REQUIREMENT
Below are records to be output exactly, every one of them.

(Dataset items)
----
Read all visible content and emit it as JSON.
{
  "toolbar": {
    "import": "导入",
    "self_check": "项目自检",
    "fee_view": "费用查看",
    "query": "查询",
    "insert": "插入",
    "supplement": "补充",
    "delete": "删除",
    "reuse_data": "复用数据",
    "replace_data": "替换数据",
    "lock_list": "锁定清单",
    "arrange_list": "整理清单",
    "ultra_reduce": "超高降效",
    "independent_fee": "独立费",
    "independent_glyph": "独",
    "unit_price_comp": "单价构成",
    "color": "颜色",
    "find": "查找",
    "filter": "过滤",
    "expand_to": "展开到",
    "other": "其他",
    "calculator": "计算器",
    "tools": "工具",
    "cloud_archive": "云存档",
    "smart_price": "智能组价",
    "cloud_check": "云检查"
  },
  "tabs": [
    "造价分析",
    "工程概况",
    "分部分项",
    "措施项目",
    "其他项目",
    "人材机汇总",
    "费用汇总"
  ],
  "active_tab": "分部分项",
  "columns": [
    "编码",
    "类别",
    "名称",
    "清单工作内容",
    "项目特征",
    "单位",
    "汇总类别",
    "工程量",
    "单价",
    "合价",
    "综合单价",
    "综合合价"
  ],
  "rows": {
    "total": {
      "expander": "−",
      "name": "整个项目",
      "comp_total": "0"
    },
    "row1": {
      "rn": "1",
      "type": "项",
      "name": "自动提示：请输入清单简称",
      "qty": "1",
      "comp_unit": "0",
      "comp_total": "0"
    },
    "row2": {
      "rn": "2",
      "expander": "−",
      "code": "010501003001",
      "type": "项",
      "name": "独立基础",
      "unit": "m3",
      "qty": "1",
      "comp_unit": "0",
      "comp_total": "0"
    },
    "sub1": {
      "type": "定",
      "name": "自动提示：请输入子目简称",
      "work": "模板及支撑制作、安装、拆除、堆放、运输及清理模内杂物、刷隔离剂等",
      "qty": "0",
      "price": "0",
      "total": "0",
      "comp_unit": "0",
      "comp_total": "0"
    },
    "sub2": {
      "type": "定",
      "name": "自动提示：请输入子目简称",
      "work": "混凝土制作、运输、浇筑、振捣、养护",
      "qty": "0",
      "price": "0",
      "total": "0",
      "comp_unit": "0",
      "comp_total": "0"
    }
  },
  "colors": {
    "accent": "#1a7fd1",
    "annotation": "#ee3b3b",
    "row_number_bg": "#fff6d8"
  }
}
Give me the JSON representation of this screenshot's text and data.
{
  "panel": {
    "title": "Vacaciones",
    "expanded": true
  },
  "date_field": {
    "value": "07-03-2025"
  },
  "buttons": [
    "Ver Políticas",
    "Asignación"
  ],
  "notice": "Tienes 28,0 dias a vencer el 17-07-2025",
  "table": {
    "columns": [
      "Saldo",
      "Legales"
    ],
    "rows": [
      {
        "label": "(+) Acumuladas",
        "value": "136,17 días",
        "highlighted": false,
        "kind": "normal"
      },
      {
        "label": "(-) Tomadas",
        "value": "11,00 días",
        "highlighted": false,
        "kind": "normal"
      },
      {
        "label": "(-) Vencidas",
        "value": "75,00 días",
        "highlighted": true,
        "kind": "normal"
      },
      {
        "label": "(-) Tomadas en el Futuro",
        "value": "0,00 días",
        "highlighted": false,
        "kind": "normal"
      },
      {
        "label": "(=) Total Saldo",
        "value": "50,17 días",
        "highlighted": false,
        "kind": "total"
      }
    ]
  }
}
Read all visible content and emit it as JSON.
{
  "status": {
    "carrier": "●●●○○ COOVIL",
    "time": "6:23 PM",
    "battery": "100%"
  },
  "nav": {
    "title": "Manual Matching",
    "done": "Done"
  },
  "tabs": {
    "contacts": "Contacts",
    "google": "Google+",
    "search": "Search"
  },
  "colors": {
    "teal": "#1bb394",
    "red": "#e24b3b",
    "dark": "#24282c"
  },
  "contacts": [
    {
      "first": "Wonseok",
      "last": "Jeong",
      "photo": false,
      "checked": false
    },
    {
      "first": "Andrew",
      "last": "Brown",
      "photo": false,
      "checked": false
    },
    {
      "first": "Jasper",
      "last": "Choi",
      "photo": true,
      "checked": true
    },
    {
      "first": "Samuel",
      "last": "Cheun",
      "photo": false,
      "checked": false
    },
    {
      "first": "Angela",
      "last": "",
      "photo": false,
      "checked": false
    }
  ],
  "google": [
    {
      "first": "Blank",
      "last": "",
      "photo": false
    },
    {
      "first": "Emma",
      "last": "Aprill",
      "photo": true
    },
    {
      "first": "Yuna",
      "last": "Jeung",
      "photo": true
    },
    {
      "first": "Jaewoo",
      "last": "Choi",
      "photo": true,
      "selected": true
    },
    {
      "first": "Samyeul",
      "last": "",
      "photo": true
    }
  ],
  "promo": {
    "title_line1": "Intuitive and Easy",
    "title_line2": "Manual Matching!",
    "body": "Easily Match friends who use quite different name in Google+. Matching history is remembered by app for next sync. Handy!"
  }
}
----
THE RESPONSE
Read all visible content and emit it as JSON.
{
  "toolbar": {
    "import": "导入",
    "self_check": "项目自检",
    "fee_view": "费用查看",
    "query": "查询",
    "insert": "插入",
    "supplement": "补充",
    "delete": "删除",
    "reuse_data": "复用数据",
    "replace_data": "替换数据",
    "lock_list": "锁定清单",
    "arrange_list": "整理清单",
    "ultra_reduce": "超高降效",
    "independent_fee": "独立费",
    "independent_glyph": "独",
    "unit_price_comp": "单价构成",
    "color": "颜色",
    "find": "查找",
    "filter": "过滤",
    "expand_to": "展开到",
    "other": "其他",
    "calculator": "计算器",
    "tools": "工具",
    "cloud_archive": "云存档",
    "smart_price": "智能组价",
    "cloud_check": "云检查"
  },
  "tabs": [
    "造价分析",
    "工程概况",
    "分部分项",
    "措施项目",
    "其他项目",
    "人材机汇总",
    "费用汇总"
  ],
  "active_tab": "分部分项",
  "columns": [
    "编码",
    "类别",
    "名称",
    "清单工作内容",
    "项目特征",
    "单位",
    "汇总类别",
    "工程量",
    "单价",
    "合价",
    "综合单价",
    "综合合价"
  ],
  "rows": {
    "total": {
      "expander": "−",
      "name": "整个项目",
      "comp_total": "0"
    },
    "row1": {
      "rn": "1",
      "type": "项",
      "name": "自动提示：请输入清单简称",
      "qty": "1",
      "comp_unit": "0",
      "comp_total": "0"
    },
    "row2": {
      "rn": "2",
      "expander": "−",
      "code": "010501003001",
      "type": "项",
      "name": "独立基础",
      "unit": "m3",
      "qty": "1",
      "comp_unit": "0",
      "comp_total": "0"
    },
    "sub1": {
      "type": "定",
      "name": "自动提示：请输入子目简称",
      "work": "模板及支撑制作、安装、拆除、堆放、运输及清理模内杂物、刷隔离剂等",
      "qty": "0",
      "price": "0",
      "total": "0",
      "comp_unit": "0",
      "comp_total": "0"
    },
    "sub2": {
      "type": "定",
      "name": "自动提示：请输入子目简称",
      "work": "混凝土制作、运输、浇筑、振捣、养护",
      "qty": "0",
      "price": "0",
      "total": "0",
      "comp_unit": "0",
      "comp_total": "0"
    }
  },
  "colors": {
    "accent": "#1a7fd1",
    "annotation": "#ee3b3b",
    "row_number_bg": "#fff6d8"
  }
}
Give me the JSON representation of this screenshot's text and data.
{
  "panel": {
    "title": "Vacaciones",
    "expanded": true
  },
  "date_field": {
    "value": "07-03-2025"
  },
  "buttons": [
    "Ver Políticas",
    "Asignación"
  ],
  "notice": "Tienes 28,0 dias a vencer el 17-07-2025",
  "table": {
    "columns": [
      "Saldo",
      "Legales"
    ],
    "rows": [
      {
        "label": "(+) Acumuladas",
        "value": "136,17 días",
        "highlighted": false,
        "kind": "normal"
      },
      {
        "label": "(-) Tomadas",
        "value": "11,00 días",
        "highlighted": false,
        "kind": "normal"
      },
      {
        "label": "(-) Vencidas",
        "value": "75,00 días",
        "highlighted": true,
        "kind": "normal"
      },
      {
        "label": "(-) Tomadas en el Futuro",
        "value": "0,00 días",
        "highlighted": false,
        "kind": "normal"
      },
      {
        "label": "(=) Total Saldo",
        "value": "50,17 días",
        "highlighted": false,
        "kind": "total"
      }
    ]
  }
}
Read all visible content and emit it as JSON.
{
  "status": {
    "carrier": "●●●○○ COOVIL",
    "time": "6:23 PM",
    "battery": "100%"
  },
  "nav": {
    "title": "Manual Matching",
    "done": "Done"
  },
  "tabs": {
    "contacts": "Contacts",
    "google": "Google+",
    "search": "Search"
  },
  "colors": {
    "teal": "#1bb394",
    "red": "#e24b3b",
    "dark": "#24282c"
  },
  "contacts": [
    {
      "first": "Wonseok",
      "last": "Jeong",
      "photo": false,
      "checked": false
    },
    {
      "first": "Andrew",
      "last": "Brown",
      "photo": false,
      "checked": false
    },
    {
      "first": "Jasper",
      "last": "Choi",
      "photo": true,
      "checked": true
    },
    {
      "first": "Samuel",
      "last": "Cheun",
      "photo": false,
      "checked": false
    },
    {
      "first": "Angela",
      "last": "",
      "photo": false,
      "checked": false
    }
  ],
  "google": [
    {
      "first": "Blank",
      "last": "",
      "photo": false
    },
    {
      "first": "Emma",
      "last": "Aprill",
      "photo": true
    },
    {
      "first": "Yuna",
      "last": "Jeung",
      "photo": true
    },
    {
      "first": "Jaewoo",
      "last": "Choi",
      "photo": true,
      "selected": true
    },
    {
      "first": "Samyeul",
      "last": "",
      "photo": true
    }
  ],
  "promo": {
    "title_line1": "Intuitive and Easy",
    "title_line2": "Manual Matching!",
    "body": "Easily Match friends who use quite different name in Google+. Matching history is remembered by app for next sync. Handy!"
  }
}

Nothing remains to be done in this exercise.